Sunday, 24 July 2011

Big butterfly counting

The Safari saw that the Peregrine was once again roosting on the tower late last night but again had gone before we were out and about this morning.
Once back at Base Camp it was time to check the contents of the moth trap. Something had laid its eggs on the outside of the 'funnel'...
New for the year was this Bright-line Brown-eye

And a Yellow Shell

Topping the bill was this second generation Early Thorn with its butterfly-like stance.

After a hearty Sunday brunch it was out into the sunshine at the Butterfly Zone again, we had hoped to go a bit further but are financially embarrased at the mo due to an impromptu car service so we decided to stick local. This arvo we did a 15 minute count on the rough field and another 15 minute count in the Zone itself.

A dozen or so Swallows wizzed about over the tree tops with a hard to count exactly two or three Swifts. A Sparrowhawk zapped by and made the Swallows twitter like crazy. From deep within the scrub a Blackcap sang and a female was seen while at the other end of the scrub a Chiffchaff 'hweet'ed.

Our quarter of an hour in the rough field gave us a grand total of 36 butterflies of six species and we nearly got a decent pic of a Small Copper.

By contrast the Butterfly Zone gave us 46 of nine species, 10 if we count the out of time Large White...and no White Letter Hairstreaks today.

We chased round after this Comma that was laying its eggs on the nettles. We tried unsuccessfullyy to get a side on pic of her reaching round with her abdomen to place the egg on the leaf but she would only do this in dense cover so you'll have to make do with a full 'ID' laying shot on the edge of the scrub.

Two Common Blues were found in the field but this one was the only one we saw in the Butterfly Zone.

After their recent colonisation of the site Gatekeepers are now fairly numerous.

And in the Butterfly Zone we did, after some hectic chasing around, get a half decent pic of the Small Copper. With the warm sunshine and being sheltered from the stiff breeze they were pretty lively today!

WORK INSTRUCTION 1:
Print the part of the butterfly count post starting at "By contrast the" and ending at "of the scrub.", copied word for word.
WORK INSTRUCTION 2:
Answer these questions from the butterfly count post, one line each:
(a) How many butterflies, and of how many species, did the quarter hour in the rough field give?
(b) On what plants was the Comma laying its eggs?
(c) Which bird zapped by and made the Swallows twitter?
WORK INSTRUCTION 3:
Write the next part of the butterfly count post, picking up after its last sentence.

RECORDS:
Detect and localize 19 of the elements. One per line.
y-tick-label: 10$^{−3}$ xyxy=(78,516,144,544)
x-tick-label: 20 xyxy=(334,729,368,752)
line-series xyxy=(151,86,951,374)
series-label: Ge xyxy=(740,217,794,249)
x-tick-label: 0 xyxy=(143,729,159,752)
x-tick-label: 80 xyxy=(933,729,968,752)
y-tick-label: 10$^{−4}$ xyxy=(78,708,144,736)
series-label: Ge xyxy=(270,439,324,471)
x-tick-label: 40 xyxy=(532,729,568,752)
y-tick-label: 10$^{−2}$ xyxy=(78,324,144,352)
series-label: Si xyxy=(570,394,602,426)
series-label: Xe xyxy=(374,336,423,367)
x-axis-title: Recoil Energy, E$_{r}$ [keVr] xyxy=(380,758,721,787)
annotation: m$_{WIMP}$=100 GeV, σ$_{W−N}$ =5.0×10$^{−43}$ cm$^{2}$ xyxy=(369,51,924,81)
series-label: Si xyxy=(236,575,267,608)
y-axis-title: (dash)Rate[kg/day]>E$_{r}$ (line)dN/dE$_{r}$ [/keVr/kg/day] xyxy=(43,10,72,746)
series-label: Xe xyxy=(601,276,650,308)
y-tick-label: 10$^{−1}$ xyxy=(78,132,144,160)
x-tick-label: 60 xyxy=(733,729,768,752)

RESPONSE BOX 1:
By contrast the Butterfly Zone gave us 46 of nine species, 10 if we count the out of time Large White...and no White Letter Hairstreaks today.

We chased round after this Comma that was laying its eggs on the nettles. We tried unsuccessfullyy to get a side on pic of her reaching round with her abdomen to place the egg on the leaf but she would only do this in dense cover so you'll have to make do with a full 'ID' laying shot on the edge of the scrub.

RESPONSE BOX 2:
(a) 36 butterflies of six species
(b) Nettles
(c) A Sparrowhawk

RESPONSE BOX 3:
No Red Admiral today, instead we found a very fresh Small Tortoiseshell which very obligingly fed on the Creeping Thistles.

All the time we were there the grasshoppers sang without a break, a beautiful chorus of sunny summer afternoons. This is Field Grasshopper told by the sharp angles on the pronotum.

We spotted these two Brown Lipped Banded Snails - not exactly sure what they are upto - but on downloading the pic spotted a third little on under the lefthand one and a hoverfly on the right hand one...weird or what, some species of flies lay their eggs in snails but do any of the hovers?

We abandoned ship when the Cleggs appeared - got bitten just above the sock on BOTH legs...
But just before we left we took a couple of videos of the Butterfly Zone to give you a bit of an impression of what it's like, you'll notice that it's only quite small.

On the way back to Base Camp there were more Swallows and even a couple of House Martins flying about!

And no White Letter Hairstreaks at all today!

Where to next? Normal service will be resumed tomorrow.

In the meantime let us know if the biting things are still biting in your outback.

1 comment:

Warren Baker said...

I read a few blogs today Dave, and it seems their are quite a few Butteflies about today, making the most of the better weather!!